TO DO: Find the lines holding "seleccione" and copy them.

Saved entries:
▬▬▬▬▬▬▬▬▬▬

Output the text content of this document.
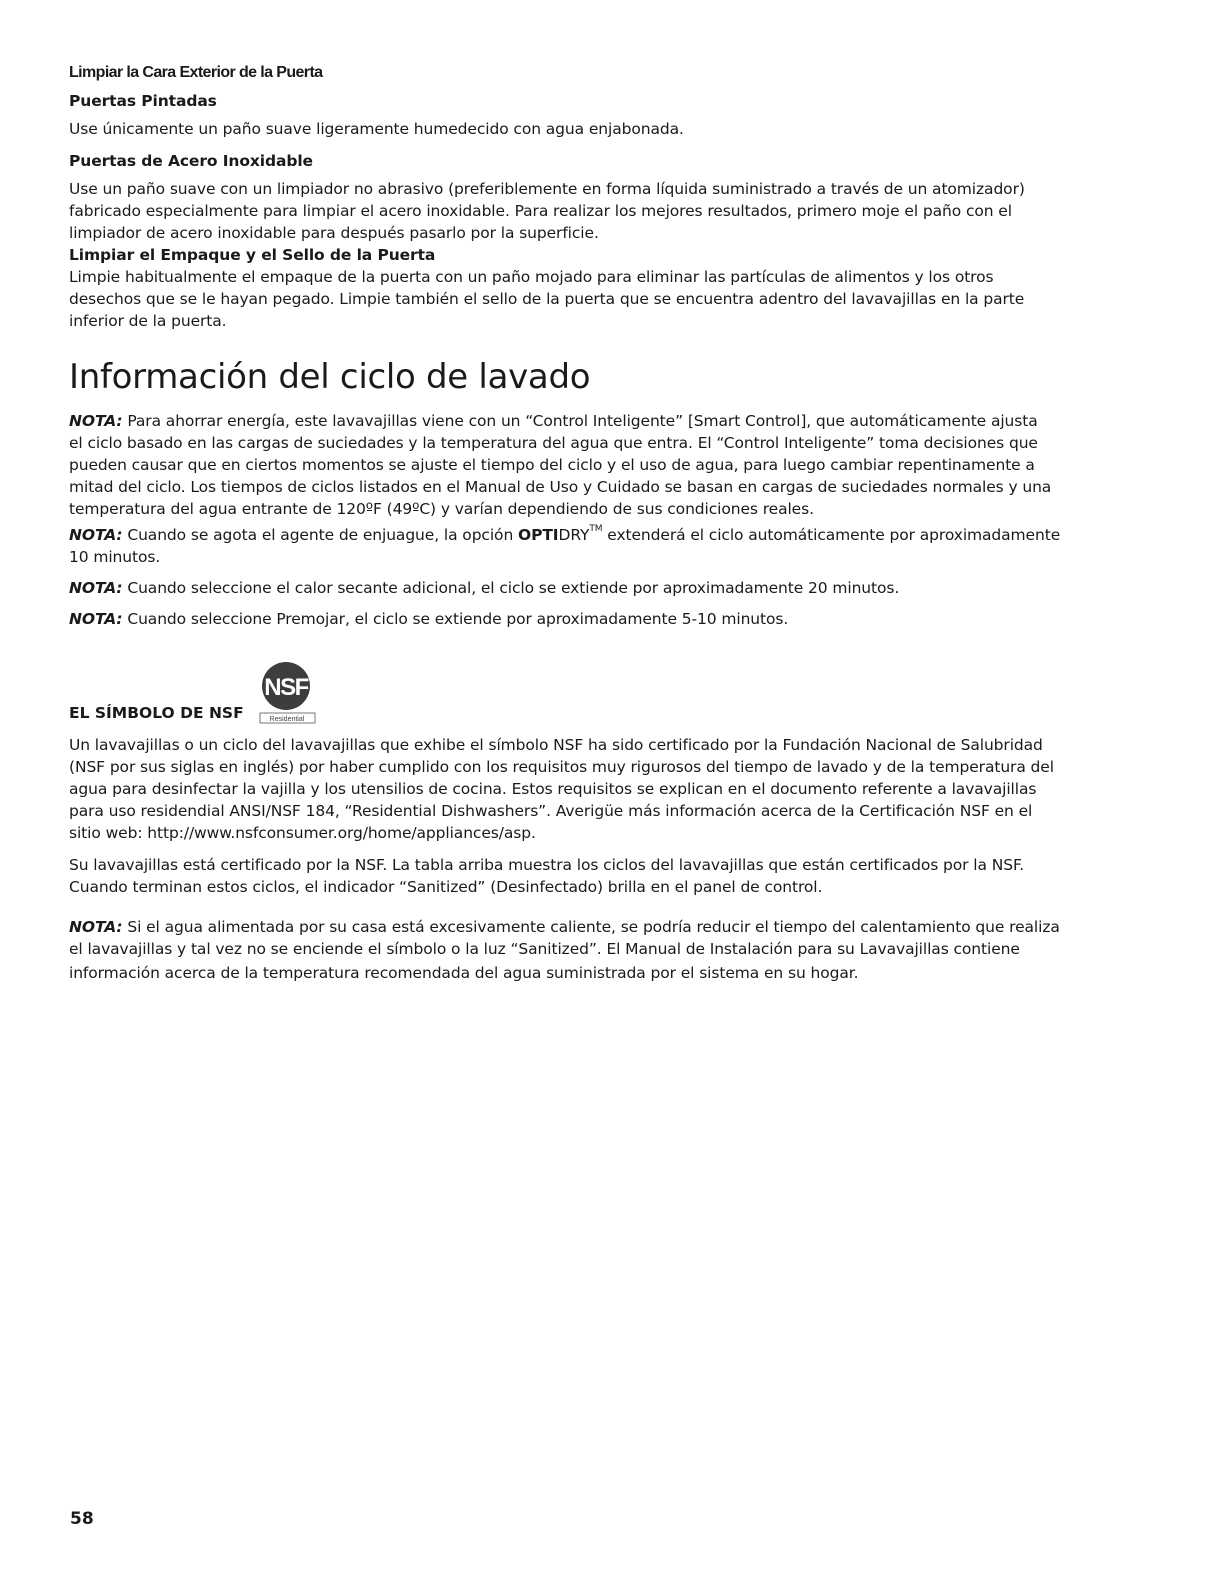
Limpiar la Cara Exterior de la Puerta

Puertas Pintadas

Use únicamente un paño suave ligeramente humedecido con agua enjabonada.

Puertas de Acero Inoxidable

Use un paño suave con un limpiador no abrasivo (preferiblemente en forma líquida suministrado a través de un atomizador)

fabricado especialmente para limpiar el acero inoxidable. Para realizar los mejores resultados, primero moje el paño con el

limpiador de acero inoxidable para después pasarlo por la superficie.

Limpiar el Empaque y el Sello de la Puerta

Limpie habitualmente el empaque de la puerta con un paño mojado para eliminar las partículas de alimentos y los otros

desechos que se le hayan pegado. Limpie también el sello de la puerta que se encuentra adentro del lavavajillas en la parte

inferior de la puerta.

Información del ciclo de lavado

NOTA: Para ahorrar energía, este lavavajillas viene con un “Control Inteligente” [Smart Control], que automáticamente ajusta

el ciclo basado en las cargas de suciedades y la temperatura del agua que entra. El “Control Inteligente” toma decisiones que

pueden causar que en ciertos momentos se ajuste el tiempo del ciclo y el uso de agua, para luego cambiar repentinamente a

mitad del ciclo. Los tiempos de ciclos listados en el Manual de Uso y Cuidado se basan en cargas de suciedades normales y una

temperatura del agua entrante de 120ºF (49ºC) y varían dependiendo de sus condiciones reales.

NOTA: Cuando se agota el agente de enjuague, la opción OPTIDRY™ extenderá el ciclo automáticamente por aproximadamente

10 minutos.

NOTA: Cuando seleccione el calor secante adicional, el ciclo se extiende por aproximadamente 20 minutos.

NOTA: Cuando seleccione Premojar, el ciclo se extiende por aproximadamente 5-10 minutos.

EL SÍMBOLO DE NSF
NSF
Residential

Un lavavajillas o un ciclo del lavavajillas que exhibe el símbolo NSF ha sido certificado por la Fundación Nacional de Salubridad

(NSF por sus siglas en inglés) por haber cumplido con los requisitos muy rigurosos del tiempo de lavado y de la temperatura del

agua para desinfectar la vajilla y los utensilios de cocina. Estos requisitos se explican en el documento referente a lavavajillas

para uso residendial ANSI/NSF 184, “Residential Dishwashers”. Averigüe más información acerca de la Certificación NSF en el

sitio web: http://www.nsfconsumer.org/home/appliances/asp.

Su lavavajillas está certificado por la NSF. La tabla arriba muestra los ciclos del lavavajillas que están certificados por la NSF.

Cuando terminan estos ciclos, el indicador “Sanitized” (Desinfectado) brilla en el panel de control.

NOTA: Si el agua alimentada por su casa está excesivamente caliente, se podría reducir el tiempo del calentamiento que realiza

el lavavajillas y tal vez no se enciende el símbolo o la luz “Sanitized”. El Manual de Instalación para su Lavavajillas contiene

información acerca de la temperatura recomendada del agua suministrada por el sistema en su hogar.

58
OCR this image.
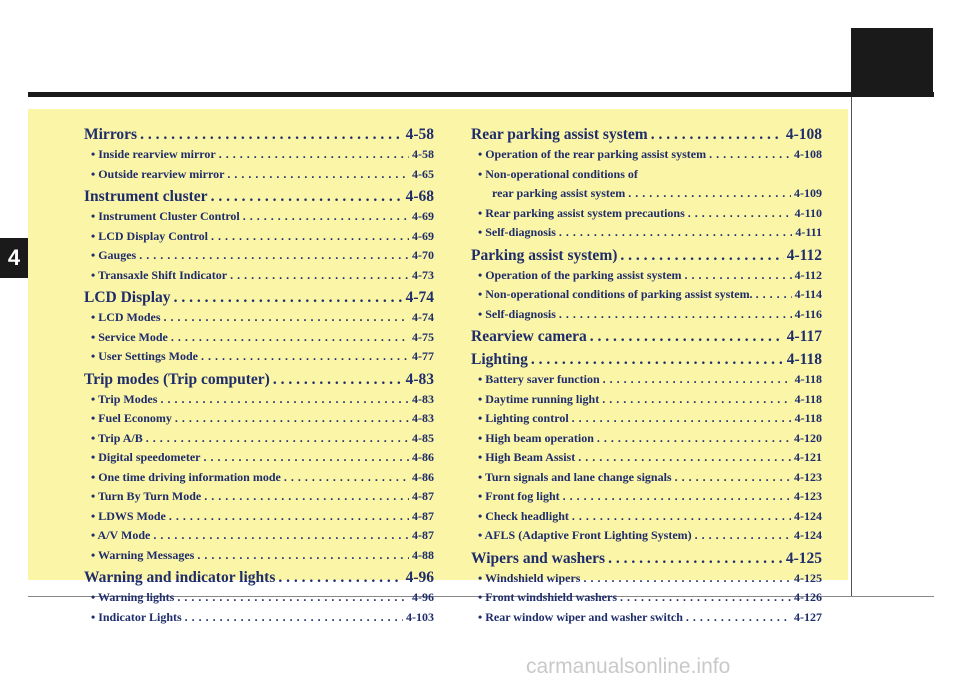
4
Mirrors . . .	4-58
• Inside rearview mirror . . .	4-58
• Outside rearview mirror . . .	4-65
Instrument cluster . . .	4-68
• Instrument Cluster Control . . .	4-69
• LCD Display Control . . .	4-69
• Gauges . . .	4-70
• Transaxle Shift Indicator . . .	4-73
LCD Display . . .	4-74
• LCD Modes . . .	4-74
• Service Mode . . .	4-75
• User Settings Mode . . .	4-77
Trip modes (Trip computer) . . .	4-83
• Trip Modes . . .	4-83
• Fuel Economy . . .	4-83
• Trip A/B . . .	4-85
• Digital speedometer . . .	4-86
• One time driving information mode . . .	4-86
• Turn By Turn Mode . . .	4-87
• LDWS Mode . . .	4-87
• A/V Mode . . .	4-87
• Warning Messages . . .	4-88
Warning and indicator lights . . .	4-96
• Warning lights . . .	4-96
• Indicator Lights . . .	4-103
Rear parking assist system . . .	4-108
• Operation of the rear parking assist system . . .	4-108
• Non-operational conditions of
rear parking assist system . . .	4-109
• Rear parking assist system precautions . . .	4-110
• Self-diagnosis . . .	4-111
Parking assist system) . . .	4-112
• Operation of the parking assist system . . .	4-112
• Non-operational conditions of parking assist system. . . .	4-114
• Self-diagnosis . . .	4-116
Rearview camera . . .	4-117
Lighting . . .	4-118
• Battery saver function . . .	4-118
• Daytime running light . . .	4-118
• Lighting control . . .	4-118
• High beam operation . . .	4-120
• High Beam Assist . . .	4-121
• Turn signals and lane change signals . . .	4-123
• Front fog light . . .	4-123
• Check headlight . . .	4-124
• AFLS (Adaptive Front Lighting System) . . .	4-124
Wipers and washers . . .	4-125
• Windshield wipers . . .	4-125
• Front windshield washers . . .	4-126
• Rear window wiper and washer switch . . .	4-127
carmanualsonline.info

▬▬▬▬▬▬▬▬▬▬

EXPECTED OUTPUT:
NOTA: Cuando seleccione el calor secante adicional, el ciclo se extiende por aproximadamente 20 minutos.
NOTA: Cuando seleccione Premojar, el ciclo se extiende por aproximadamente 5-10 minutos.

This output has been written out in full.